** START OF Information provided **
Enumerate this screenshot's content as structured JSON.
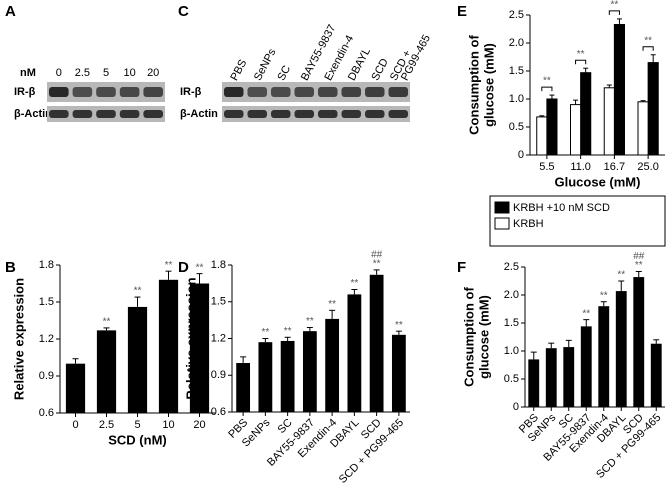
{
  "blots": [
    {
      "panel": "A",
      "header": "nM",
      "lanes": [
        "0",
        "2.5",
        "5",
        "10",
        "20"
      ],
      "rows": [
        "IR-β",
        "β-Actin"
      ]
    },
    {
      "panel": "C",
      "lanes": [
        "PBS",
        "SeNPs",
        "SC",
        "BAY55-9837",
        "Exendin-4",
        "DBAYL",
        "SCD",
        [
          "SCD +",
          "PG99-465"
        ]
      ],
      "rows": [
        "IR-β",
        "β-Actin"
      ]
    }
  ],
  "chart_data": [
    {
      "panel": "B",
      "type": "bar",
      "ylabel": [
        "Relative expression"
      ],
      "xlabel": "SCD (nM)",
      "categories": [
        "0",
        "2.5",
        "5",
        "10",
        "20"
      ],
      "values": [
        1.0,
        1.27,
        1.46,
        1.68,
        1.65
      ],
      "errors": [
        0.04,
        0.02,
        0.08,
        0.07,
        0.08
      ],
      "sig": [
        null,
        "**",
        "**",
        "**",
        "**"
      ],
      "color": "#000000",
      "ylim": [
        0.6,
        1.8
      ],
      "yticks": [
        0.6,
        0.9,
        1.2,
        1.5,
        1.8
      ]
    },
    {
      "panel": "D",
      "type": "bar",
      "ylabel": [
        "Relative expression"
      ],
      "categories": [
        "PBS",
        "SeNPs",
        "SC",
        "BAY55-9837",
        "Exendin-4",
        "DBAYL",
        "SCD",
        "SCD + PG99-465"
      ],
      "values": [
        1.0,
        1.17,
        1.18,
        1.26,
        1.36,
        1.56,
        1.72,
        1.23
      ],
      "errors": [
        0.05,
        0.03,
        0.03,
        0.03,
        0.07,
        0.04,
        0.04,
        0.03
      ],
      "sig": [
        null,
        "**",
        "**",
        "**",
        "**",
        "**",
        "**",
        "**"
      ],
      "sig2": [
        null,
        null,
        null,
        null,
        null,
        null,
        "##",
        null
      ],
      "color": "#000000",
      "ylim": [
        0.6,
        1.8
      ],
      "yticks": [
        0.6,
        0.9,
        1.2,
        1.5,
        1.8
      ]
    },
    {
      "panel": "E",
      "type": "grouped_bar",
      "ylabel": [
        "Consumption of",
        "glucose (mM)"
      ],
      "xlabel": "Glucose (mM)",
      "categories": [
        "5.5",
        "11.0",
        "16.7",
        "25.0"
      ],
      "series": [
        {
          "name": "KRBH +10 nM SCD",
          "color": "#000000",
          "values": [
            1.0,
            1.47,
            2.33,
            1.65
          ],
          "errors": [
            0.07,
            0.08,
            0.1,
            0.14
          ]
        },
        {
          "name": "KRBH",
          "color": "#ffffff",
          "values": [
            0.68,
            0.9,
            1.2,
            0.95
          ],
          "errors": [
            0.02,
            0.08,
            0.05,
            0.02
          ]
        }
      ],
      "sig": [
        "**",
        "**",
        "**",
        "**"
      ],
      "ylim": [
        0,
        2.5
      ],
      "yticks": [
        0,
        {
          "value": 0.5,
          "label": "0.5"
        },
        {
          "value": 1,
          "label": "1.0"
        },
        {
          "value": 1.5,
          "label": "1.5"
        },
        {
          "value": 2,
          "label": "2.0"
        },
        {
          "value": 2.5,
          "label": "2.5"
        }
      ]
    },
    {
      "panel": "F",
      "type": "bar",
      "ylabel": [
        "Consumption of",
        "glucose (mM)"
      ],
      "categories": [
        "PBS",
        "SeNPs",
        "SC",
        "BAY55-9837",
        "Exendin-4",
        "DBAYL",
        "SCD",
        "SCD + PG99-465"
      ],
      "values": [
        0.85,
        1.05,
        1.07,
        1.44,
        1.8,
        2.07,
        2.32,
        1.13
      ],
      "errors": [
        0.13,
        0.09,
        0.12,
        0.12,
        0.08,
        0.18,
        0.1,
        0.07
      ],
      "sig": [
        null,
        null,
        null,
        "**",
        "**",
        "**",
        "**",
        null
      ],
      "sig2": [
        null,
        null,
        null,
        null,
        null,
        null,
        "##",
        null
      ],
      "color": "#000000",
      "ylim": [
        0,
        2.5
      ],
      "yticks": [
        0,
        {
          "value": 0.5,
          "label": "0.5"
        },
        {
          "value": 1,
          "label": "1.0"
        },
        {
          "value": 1.5,
          "label": "1.5"
        },
        {
          "value": 2,
          "label": "2.0"
        },
        {
          "value": 2.5,
          "label": "2.5"
        }
      ]
    }
  ]
}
** END OF Information provided **
Your goal: In the copy, include all records verbatim but no images.

Full output:
Enumerate this screenshot's content as structured JSON.
{
  "blots": [
    {
      "panel": "A",
      "header": "nM",
      "lanes": [
        "0",
        "2.5",
        "5",
        "10",
        "20"
      ],
      "rows": [
        "IR-β",
        "β-Actin"
      ]
    },
    {
      "panel": "C",
      "lanes": [
        "PBS",
        "SeNPs",
        "SC",
        "BAY55-9837",
        "Exendin-4",
        "DBAYL",
        "SCD",
        [
          "SCD +",
          "PG99-465"
        ]
      ],
      "rows": [
        "IR-β",
        "β-Actin"
      ]
    }
  ],
  "chart_data": [
    {
      "panel": "B",
      "type": "bar",
      "ylabel": [
        "Relative expression"
      ],
      "xlabel": "SCD (nM)",
      "categories": [
        "0",
        "2.5",
        "5",
        "10",
        "20"
      ],
      "values": [
        1.0,
        1.27,
        1.46,
        1.68,
        1.65
      ],
      "errors": [
        0.04,
        0.02,
        0.08,
        0.07,
        0.08
      ],
      "sig": [
        null,
        "**",
        "**",
        "**",
        "**"
      ],
      "color": "#000000",
      "ylim": [
        0.6,
        1.8
      ],
      "yticks": [
        0.6,
        0.9,
        1.2,
        1.5,
        1.8
      ]
    },
    {
      "panel": "D",
      "type": "bar",
      "ylabel": [
        "Relative expression"
      ],
      "categories": [
        "PBS",
        "SeNPs",
        "SC",
        "BAY55-9837",
        "Exendin-4",
        "DBAYL",
        "SCD",
        "SCD + PG99-465"
      ],
      "values": [
        1.0,
        1.17,
        1.18,
        1.26,
        1.36,
        1.56,
        1.72,
        1.23
      ],
      "errors": [
        0.05,
        0.03,
        0.03,
        0.03,
        0.07,
        0.04,
        0.04,
        0.03
      ],
      "sig": [
        null,
        "**",
        "**",
        "**",
        "**",
        "**",
        "**",
        "**"
      ],
      "sig2": [
        null,
        null,
        null,
        null,
        null,
        null,
        "##",
        null
      ],
      "color": "#000000",
      "ylim": [
        0.6,
        1.8
      ],
      "yticks": [
        0.6,
        0.9,
        1.2,
        1.5,
        1.8
      ]
    },
    {
      "panel": "E",
      "type": "grouped_bar",
      "ylabel": [
        "Consumption of",
        "glucose (mM)"
      ],
      "xlabel": "Glucose (mM)",
      "categories": [
        "5.5",
        "11.0",
        "16.7",
        "25.0"
      ],
      "series": [
        {
          "name": "KRBH +10 nM SCD",
          "color": "#000000",
          "values": [
            1.0,
            1.47,
            2.33,
            1.65
          ],
          "errors": [
            0.07,
            0.08,
            0.1,
            0.14
          ]
        },
        {
          "name": "KRBH",
          "color": "#ffffff",
          "values": [
            0.68,
            0.9,
            1.2,
            0.95
          ],
          "errors": [
            0.02,
            0.08,
            0.05,
            0.02
          ]
        }
      ],
      "sig": [
        "**",
        "**",
        "**",
        "**"
      ],
      "ylim": [
        0,
        2.5
      ],
      "yticks": [
        0,
        {
          "value": 0.5,
          "label": "0.5"
        },
        {
          "value": 1,
          "label": "1.0"
        },
        {
          "value": 1.5,
          "label": "1.5"
        },
        {
          "value": 2,
          "label": "2.0"
        },
        {
          "value": 2.5,
          "label": "2.5"
        }
      ]
    },
    {
      "panel": "F",
      "type": "bar",
      "ylabel": [
        "Consumption of",
        "glucose (mM)"
      ],
      "categories": [
        "PBS",
        "SeNPs",
        "SC",
        "BAY55-9837",
        "Exendin-4",
        "DBAYL",
        "SCD",
        "SCD + PG99-465"
      ],
      "values": [
        0.85,
        1.05,
        1.07,
        1.44,
        1.8,
        2.07,
        2.32,
        1.13
      ],
      "errors": [
        0.13,
        0.09,
        0.12,
        0.12,
        0.08,
        0.18,
        0.1,
        0.07
      ],
      "sig": [
        null,
        null,
        null,
        "**",
        "**",
        "**",
        "**",
        null
      ],
      "sig2": [
        null,
        null,
        null,
        null,
        null,
        null,
        "##",
        null
      ],
      "color": "#000000",
      "ylim": [
        0,
        2.5
      ],
      "yticks": [
        0,
        {
          "value": 0.5,
          "label": "0.5"
        },
        {
          "value": 1,
          "label": "1.0"
        },
        {
          "value": 1.5,
          "label": "1.5"
        },
        {
          "value": 2,
          "label": "2.0"
        },
        {
          "value": 2.5,
          "label": "2.5"
        }
      ]
    }
  ]
}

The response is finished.